--- START OF DATASET CONTENT ---
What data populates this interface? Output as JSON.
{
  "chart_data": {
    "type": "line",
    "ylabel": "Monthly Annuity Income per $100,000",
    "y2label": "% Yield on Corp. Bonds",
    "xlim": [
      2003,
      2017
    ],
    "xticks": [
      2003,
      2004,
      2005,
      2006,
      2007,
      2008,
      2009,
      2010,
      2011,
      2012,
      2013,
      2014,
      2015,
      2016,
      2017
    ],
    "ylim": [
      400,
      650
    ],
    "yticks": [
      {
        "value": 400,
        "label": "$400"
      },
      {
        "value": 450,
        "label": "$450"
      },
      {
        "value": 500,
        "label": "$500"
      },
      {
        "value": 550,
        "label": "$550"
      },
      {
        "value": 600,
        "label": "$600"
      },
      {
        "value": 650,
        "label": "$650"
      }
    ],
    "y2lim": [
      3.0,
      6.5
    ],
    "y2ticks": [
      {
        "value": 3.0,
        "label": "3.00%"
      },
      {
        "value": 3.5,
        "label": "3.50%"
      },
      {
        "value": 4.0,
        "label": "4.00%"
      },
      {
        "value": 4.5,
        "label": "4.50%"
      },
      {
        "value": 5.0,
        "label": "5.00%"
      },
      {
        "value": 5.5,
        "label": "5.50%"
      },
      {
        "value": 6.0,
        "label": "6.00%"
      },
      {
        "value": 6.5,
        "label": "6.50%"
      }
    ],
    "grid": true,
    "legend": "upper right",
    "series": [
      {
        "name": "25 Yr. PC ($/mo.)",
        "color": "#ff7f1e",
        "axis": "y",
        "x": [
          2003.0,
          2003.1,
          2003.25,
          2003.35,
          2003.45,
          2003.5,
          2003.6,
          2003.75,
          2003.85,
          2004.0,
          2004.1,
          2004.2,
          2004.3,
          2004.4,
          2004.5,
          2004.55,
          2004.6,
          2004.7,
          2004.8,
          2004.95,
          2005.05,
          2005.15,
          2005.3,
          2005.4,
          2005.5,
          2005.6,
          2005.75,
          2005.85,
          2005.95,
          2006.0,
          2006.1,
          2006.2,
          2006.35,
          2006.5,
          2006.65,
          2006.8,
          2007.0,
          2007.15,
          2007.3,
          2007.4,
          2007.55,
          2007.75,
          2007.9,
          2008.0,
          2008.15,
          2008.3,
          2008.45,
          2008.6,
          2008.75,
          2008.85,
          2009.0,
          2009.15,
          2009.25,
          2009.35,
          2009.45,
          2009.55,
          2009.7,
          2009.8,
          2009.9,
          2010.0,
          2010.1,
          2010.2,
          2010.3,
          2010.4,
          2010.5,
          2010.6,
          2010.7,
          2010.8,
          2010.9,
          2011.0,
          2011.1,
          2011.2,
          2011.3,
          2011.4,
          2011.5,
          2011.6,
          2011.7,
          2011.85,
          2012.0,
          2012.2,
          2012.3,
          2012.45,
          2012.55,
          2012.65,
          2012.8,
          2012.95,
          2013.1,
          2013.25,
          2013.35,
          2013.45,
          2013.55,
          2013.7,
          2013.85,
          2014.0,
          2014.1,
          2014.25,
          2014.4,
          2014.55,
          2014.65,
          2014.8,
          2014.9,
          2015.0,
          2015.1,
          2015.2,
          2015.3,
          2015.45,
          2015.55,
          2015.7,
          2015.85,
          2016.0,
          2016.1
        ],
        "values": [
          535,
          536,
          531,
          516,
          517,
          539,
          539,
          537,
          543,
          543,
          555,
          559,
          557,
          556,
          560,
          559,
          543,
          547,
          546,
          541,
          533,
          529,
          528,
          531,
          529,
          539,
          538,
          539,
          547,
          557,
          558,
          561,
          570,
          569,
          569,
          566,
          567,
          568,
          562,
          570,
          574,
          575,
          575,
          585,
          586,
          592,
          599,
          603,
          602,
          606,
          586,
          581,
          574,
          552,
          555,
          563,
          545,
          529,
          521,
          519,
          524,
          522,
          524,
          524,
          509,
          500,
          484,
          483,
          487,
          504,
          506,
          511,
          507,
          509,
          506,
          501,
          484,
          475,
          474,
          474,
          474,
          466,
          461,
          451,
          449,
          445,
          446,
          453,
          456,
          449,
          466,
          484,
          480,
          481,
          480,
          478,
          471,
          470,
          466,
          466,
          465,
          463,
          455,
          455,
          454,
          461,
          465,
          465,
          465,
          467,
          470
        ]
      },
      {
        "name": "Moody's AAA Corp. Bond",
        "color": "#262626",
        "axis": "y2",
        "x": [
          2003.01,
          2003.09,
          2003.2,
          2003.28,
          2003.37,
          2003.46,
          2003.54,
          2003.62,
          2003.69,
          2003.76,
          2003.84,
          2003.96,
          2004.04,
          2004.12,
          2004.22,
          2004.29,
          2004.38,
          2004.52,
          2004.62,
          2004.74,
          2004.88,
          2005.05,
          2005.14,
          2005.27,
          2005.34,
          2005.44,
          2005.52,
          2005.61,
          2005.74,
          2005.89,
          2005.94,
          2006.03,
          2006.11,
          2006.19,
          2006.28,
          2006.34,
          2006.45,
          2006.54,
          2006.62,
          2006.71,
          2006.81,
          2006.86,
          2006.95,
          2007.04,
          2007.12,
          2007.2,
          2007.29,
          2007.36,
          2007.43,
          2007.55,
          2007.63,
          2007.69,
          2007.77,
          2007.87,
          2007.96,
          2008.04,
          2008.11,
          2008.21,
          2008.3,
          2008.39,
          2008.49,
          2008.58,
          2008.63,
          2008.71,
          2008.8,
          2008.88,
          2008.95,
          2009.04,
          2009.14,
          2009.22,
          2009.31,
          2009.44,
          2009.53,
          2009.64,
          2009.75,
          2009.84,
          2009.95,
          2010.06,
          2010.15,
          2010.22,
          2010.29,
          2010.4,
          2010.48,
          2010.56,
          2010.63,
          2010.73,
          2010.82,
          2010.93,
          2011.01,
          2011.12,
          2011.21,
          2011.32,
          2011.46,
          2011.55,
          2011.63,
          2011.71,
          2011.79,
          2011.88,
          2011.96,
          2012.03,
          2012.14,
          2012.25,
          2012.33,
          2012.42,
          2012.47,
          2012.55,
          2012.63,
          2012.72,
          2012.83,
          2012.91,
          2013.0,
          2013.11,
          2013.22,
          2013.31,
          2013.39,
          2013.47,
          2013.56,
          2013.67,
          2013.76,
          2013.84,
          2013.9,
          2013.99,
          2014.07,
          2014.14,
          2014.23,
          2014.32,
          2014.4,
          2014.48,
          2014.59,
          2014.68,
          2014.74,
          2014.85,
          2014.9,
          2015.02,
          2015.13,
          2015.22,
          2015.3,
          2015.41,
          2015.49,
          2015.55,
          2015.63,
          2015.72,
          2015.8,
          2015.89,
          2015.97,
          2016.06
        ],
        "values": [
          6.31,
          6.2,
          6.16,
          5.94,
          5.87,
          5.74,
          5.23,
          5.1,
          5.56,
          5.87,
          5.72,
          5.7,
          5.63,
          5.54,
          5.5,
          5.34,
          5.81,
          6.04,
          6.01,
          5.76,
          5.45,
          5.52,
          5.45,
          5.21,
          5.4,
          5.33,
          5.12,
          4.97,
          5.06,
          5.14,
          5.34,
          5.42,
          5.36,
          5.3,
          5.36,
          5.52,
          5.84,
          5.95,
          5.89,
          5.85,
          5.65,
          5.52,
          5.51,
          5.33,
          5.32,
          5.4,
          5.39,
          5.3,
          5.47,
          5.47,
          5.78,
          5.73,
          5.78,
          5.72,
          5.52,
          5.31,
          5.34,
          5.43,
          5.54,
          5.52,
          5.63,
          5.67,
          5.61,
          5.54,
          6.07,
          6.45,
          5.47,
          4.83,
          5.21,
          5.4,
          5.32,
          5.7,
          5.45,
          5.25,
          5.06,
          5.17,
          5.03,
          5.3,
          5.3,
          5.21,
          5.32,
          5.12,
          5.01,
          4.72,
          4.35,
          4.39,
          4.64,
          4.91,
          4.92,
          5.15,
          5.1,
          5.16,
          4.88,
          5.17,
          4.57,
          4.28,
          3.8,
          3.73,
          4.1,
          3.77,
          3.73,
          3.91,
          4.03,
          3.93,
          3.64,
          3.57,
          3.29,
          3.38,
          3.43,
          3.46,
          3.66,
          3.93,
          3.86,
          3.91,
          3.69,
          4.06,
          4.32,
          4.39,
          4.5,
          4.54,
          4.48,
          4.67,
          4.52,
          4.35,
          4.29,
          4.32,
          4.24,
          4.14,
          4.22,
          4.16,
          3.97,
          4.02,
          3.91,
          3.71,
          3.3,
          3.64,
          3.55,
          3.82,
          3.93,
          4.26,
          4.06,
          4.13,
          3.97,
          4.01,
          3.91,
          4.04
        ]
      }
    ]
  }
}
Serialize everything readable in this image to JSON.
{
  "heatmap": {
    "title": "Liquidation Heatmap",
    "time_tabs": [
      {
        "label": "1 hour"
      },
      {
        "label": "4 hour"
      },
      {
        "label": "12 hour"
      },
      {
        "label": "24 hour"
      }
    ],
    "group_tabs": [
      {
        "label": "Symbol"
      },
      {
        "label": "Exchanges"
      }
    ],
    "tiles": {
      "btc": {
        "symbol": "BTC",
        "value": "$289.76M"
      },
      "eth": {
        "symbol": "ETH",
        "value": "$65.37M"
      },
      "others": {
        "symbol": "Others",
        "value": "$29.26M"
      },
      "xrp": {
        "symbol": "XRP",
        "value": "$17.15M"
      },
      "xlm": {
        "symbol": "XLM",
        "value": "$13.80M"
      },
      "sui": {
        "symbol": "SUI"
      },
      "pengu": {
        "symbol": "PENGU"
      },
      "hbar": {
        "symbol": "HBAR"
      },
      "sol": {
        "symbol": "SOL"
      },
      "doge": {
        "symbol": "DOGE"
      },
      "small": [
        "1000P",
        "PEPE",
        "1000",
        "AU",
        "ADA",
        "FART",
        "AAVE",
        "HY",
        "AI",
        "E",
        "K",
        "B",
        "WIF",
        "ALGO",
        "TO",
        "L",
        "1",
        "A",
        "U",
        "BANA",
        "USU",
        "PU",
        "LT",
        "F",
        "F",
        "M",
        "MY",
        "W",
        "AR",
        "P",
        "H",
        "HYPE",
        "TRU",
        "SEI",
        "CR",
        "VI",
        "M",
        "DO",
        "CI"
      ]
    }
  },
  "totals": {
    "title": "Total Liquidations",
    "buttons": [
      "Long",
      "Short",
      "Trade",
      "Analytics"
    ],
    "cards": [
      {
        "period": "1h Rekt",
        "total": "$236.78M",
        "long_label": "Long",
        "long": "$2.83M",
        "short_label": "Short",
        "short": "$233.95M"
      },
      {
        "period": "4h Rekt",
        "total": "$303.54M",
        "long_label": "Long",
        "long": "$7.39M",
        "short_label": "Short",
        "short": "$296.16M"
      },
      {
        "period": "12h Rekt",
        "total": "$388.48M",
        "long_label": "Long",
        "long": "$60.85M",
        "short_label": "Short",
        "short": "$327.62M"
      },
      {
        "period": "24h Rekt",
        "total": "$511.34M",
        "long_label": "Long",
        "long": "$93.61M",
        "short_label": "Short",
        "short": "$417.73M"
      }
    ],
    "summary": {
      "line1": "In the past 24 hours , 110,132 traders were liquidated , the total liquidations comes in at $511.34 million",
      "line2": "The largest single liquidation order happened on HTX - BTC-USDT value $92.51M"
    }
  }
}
--- END OF DATASET CONTENT ---
**WHAT YOU SHOULD DO:** Work out how many lines above have the string "period" in them, and give only the number.

**SOLUTION FOR THIS TASK:** 4